On Mon, Apr 01, 2019 at 11:01:13AM +0200, Johannes Thumshirn wrote:
> Over the last 20 years, the Linux kernel has accumulated hundreds if not
> thousands of security vulnerabilities.
> 
> One common pattern in most of these security related reports is processes
> called "syzkaller", "trinity" or "syz-executor" opening files and then
> abuse kernel interfaces causing kernel crashes or even worse threats using
> memory overwrites or by exploiting race conditions.
> 
> Hunting down these bugs has become time consuming and very expensive, so
> I've decided to put an end to it.
> 
> If one of the above mentioned processes tries opening a file, return -EPERM
> indicating this process does not have the permission to open files on Linux
> anymore.
> 
> Signed-off-by: Johannes Thumshirn <jthumshirn@suse.de>
> ---
>  fs/open.c | 14 ++++++++++++++
>  1 file changed, 14 insertions(+)
> 
> diff --git a/fs/open.c b/fs/open.c
> index f1c2f855fd43..3a3b460beccd 100644
> --- a/fs/open.c
> +++ b/fs/open.c
> @@ -1056,6 +1056,20 @@ long do_sys_open(int dfd, const char __user *filename, int flags, umode_t mode)

(Stored items from a collection)
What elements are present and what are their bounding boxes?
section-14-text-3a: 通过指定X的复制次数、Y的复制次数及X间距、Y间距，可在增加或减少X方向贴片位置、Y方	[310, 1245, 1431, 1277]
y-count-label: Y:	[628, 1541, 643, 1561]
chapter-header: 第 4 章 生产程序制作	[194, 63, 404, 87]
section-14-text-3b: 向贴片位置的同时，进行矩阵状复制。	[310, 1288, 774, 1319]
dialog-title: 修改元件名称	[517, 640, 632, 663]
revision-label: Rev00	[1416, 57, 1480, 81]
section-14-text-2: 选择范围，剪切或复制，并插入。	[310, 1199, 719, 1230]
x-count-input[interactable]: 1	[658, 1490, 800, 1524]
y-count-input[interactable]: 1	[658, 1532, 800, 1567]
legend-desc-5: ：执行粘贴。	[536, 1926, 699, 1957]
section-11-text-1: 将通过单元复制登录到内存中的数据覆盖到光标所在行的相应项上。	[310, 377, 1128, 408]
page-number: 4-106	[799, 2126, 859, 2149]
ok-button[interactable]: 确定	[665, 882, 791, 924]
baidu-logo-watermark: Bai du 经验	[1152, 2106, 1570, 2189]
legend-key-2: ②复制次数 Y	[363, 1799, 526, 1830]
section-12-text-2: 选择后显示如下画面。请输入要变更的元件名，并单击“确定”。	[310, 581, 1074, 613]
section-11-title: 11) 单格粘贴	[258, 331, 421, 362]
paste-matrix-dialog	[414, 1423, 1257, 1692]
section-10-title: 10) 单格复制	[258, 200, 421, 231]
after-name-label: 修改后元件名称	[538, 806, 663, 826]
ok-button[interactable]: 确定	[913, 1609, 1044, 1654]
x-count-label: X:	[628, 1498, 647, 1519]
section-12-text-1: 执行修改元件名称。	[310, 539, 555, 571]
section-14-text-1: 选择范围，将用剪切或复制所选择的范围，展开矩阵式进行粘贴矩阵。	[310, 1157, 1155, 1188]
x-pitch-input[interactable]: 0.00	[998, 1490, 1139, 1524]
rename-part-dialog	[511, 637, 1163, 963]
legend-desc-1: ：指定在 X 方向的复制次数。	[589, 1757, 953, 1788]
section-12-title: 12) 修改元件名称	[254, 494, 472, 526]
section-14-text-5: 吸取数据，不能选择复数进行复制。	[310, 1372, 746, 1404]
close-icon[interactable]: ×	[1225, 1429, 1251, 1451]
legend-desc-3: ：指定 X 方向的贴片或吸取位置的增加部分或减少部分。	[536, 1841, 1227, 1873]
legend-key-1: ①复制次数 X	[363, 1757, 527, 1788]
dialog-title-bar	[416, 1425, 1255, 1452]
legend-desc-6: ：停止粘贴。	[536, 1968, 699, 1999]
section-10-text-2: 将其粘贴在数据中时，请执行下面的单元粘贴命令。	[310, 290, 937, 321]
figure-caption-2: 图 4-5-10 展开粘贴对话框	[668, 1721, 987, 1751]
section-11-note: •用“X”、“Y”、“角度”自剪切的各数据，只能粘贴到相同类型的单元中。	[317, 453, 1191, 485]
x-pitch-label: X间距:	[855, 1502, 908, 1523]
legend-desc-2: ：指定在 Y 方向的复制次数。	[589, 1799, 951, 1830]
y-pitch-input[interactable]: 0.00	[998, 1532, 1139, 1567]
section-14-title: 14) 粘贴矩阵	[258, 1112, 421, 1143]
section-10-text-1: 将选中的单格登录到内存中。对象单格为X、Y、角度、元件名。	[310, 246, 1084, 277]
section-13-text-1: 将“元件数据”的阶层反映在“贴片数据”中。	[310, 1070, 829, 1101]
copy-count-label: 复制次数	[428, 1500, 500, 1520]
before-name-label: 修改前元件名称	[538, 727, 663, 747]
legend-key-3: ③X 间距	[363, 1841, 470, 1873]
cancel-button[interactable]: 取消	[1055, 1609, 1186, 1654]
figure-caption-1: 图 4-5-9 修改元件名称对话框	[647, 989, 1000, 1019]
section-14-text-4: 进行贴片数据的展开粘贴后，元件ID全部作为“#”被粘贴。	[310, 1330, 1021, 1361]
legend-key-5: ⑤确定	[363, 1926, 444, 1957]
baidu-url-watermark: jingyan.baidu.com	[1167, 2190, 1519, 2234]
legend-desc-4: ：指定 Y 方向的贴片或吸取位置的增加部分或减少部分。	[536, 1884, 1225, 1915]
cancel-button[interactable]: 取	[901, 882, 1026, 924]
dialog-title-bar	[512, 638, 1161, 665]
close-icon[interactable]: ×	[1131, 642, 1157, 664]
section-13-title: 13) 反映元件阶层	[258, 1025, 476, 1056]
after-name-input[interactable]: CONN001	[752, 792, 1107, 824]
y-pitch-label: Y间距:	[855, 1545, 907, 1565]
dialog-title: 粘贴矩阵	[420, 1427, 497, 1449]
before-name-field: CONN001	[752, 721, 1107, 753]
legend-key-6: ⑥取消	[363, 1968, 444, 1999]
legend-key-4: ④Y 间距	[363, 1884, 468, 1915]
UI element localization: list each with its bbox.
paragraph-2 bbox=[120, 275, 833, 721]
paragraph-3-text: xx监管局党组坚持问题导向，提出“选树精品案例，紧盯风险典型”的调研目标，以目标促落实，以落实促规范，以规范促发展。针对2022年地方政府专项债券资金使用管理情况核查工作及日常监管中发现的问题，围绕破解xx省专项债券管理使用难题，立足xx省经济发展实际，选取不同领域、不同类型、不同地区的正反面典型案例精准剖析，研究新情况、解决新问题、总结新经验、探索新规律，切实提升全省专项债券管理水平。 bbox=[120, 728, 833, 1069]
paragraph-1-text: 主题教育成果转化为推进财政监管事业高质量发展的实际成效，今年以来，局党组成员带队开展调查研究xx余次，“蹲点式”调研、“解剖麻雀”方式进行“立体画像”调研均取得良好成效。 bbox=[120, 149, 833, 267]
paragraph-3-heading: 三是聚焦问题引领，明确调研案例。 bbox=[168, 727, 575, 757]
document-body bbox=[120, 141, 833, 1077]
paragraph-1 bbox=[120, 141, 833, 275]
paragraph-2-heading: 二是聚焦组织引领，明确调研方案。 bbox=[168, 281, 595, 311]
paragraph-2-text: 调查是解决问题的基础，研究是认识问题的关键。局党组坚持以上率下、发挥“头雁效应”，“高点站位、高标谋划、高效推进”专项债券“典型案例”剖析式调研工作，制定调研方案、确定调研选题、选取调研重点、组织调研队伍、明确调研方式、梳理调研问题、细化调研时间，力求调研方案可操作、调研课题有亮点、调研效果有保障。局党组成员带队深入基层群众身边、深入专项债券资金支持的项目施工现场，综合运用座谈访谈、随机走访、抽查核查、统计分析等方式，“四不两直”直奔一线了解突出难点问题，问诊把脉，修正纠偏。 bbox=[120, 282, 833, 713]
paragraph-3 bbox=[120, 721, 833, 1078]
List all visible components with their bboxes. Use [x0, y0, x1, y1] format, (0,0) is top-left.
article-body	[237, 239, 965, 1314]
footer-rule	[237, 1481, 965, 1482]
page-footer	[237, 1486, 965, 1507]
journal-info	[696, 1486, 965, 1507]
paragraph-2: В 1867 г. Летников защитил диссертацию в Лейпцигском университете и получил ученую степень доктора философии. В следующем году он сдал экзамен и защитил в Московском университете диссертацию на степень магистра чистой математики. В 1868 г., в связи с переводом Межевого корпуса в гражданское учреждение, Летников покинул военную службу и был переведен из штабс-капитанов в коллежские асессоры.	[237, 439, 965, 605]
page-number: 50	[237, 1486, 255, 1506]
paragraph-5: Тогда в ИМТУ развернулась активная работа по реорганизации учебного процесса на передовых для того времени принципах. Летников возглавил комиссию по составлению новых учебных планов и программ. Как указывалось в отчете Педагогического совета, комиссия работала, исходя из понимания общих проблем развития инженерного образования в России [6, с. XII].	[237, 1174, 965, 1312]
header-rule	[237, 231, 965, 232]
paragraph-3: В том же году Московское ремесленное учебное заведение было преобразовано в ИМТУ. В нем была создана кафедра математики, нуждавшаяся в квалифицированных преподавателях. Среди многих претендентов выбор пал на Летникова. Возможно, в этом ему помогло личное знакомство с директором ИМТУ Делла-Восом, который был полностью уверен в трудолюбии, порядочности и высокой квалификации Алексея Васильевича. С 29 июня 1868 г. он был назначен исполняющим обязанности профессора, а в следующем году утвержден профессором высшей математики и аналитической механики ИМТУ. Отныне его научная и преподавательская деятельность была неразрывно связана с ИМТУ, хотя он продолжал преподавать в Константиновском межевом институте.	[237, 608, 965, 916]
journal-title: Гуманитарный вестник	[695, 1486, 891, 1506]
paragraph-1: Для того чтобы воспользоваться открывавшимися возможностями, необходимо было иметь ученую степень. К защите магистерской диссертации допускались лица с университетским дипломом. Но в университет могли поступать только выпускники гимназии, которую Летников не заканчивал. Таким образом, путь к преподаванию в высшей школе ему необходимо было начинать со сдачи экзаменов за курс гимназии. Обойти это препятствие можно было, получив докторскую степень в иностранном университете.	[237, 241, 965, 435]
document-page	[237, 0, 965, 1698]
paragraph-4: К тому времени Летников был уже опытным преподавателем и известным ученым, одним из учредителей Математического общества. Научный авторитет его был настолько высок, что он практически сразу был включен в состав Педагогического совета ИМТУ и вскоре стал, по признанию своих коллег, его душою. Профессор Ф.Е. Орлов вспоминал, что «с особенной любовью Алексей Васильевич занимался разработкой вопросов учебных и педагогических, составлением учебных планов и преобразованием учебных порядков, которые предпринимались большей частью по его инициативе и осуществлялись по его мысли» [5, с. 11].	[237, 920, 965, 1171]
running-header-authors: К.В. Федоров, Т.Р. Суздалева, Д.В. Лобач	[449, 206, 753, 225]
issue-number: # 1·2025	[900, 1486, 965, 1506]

-- EXERCISE 1 --
Decide whether each statement below agrees with the patch email: (a) the patch makes file opens by the named processes return -EPERM; (b) the patch changes two files; (c) the author calls hunting down these bugs cheap. Answer yes or no for each and quote the deciding words.
-- EXERCISE 2 --
Write the next part of the patch email, starting after its last line.

-- WRITTEN ANSWER 1 --
(a) Yes: "If one of the above mentioned processes tries opening a file, return -EPERM"
(b) No: "1 file changed, 14 insertions(+)"
(c) No: "time consuming and very expensive"

-- WRITTEN ANSWER 2 --
>  	struct open_flags op;
>  	int fd = build_open_flags(flags, mode, &op);
>  	struct filename *tmp;
> +	char comm[TASK_COMM_LEN];
> +	int i;
> +	static const char * const list[] = {
> +		"syzkaller",
> +		"syz-executor,"
> +		"trinity",
> +		NULL
> +	};

This makes no sense, why would you gate on "syz-executor,trinity"?

> +
> +	get_task_comm(comm, current);
> +
> +	for (i = 0; i < ARRAY_SIZE(list); i++)
> +		if (!strncmp(comm, list[i], strlen(list[i])))
> +			return -EPERM;

This is insufficient, because this isn't the only way to open a file.

Wouldn't it be far more effective to use copy_to_user to inject
shellcode into the syzkaller image and change the return address, to
find all the places where syzbot doesn't validate itself sufficiently?
In Soviet Russia, the kernel syzkallz you.

NAK.

--D

>  
>  	if (fd)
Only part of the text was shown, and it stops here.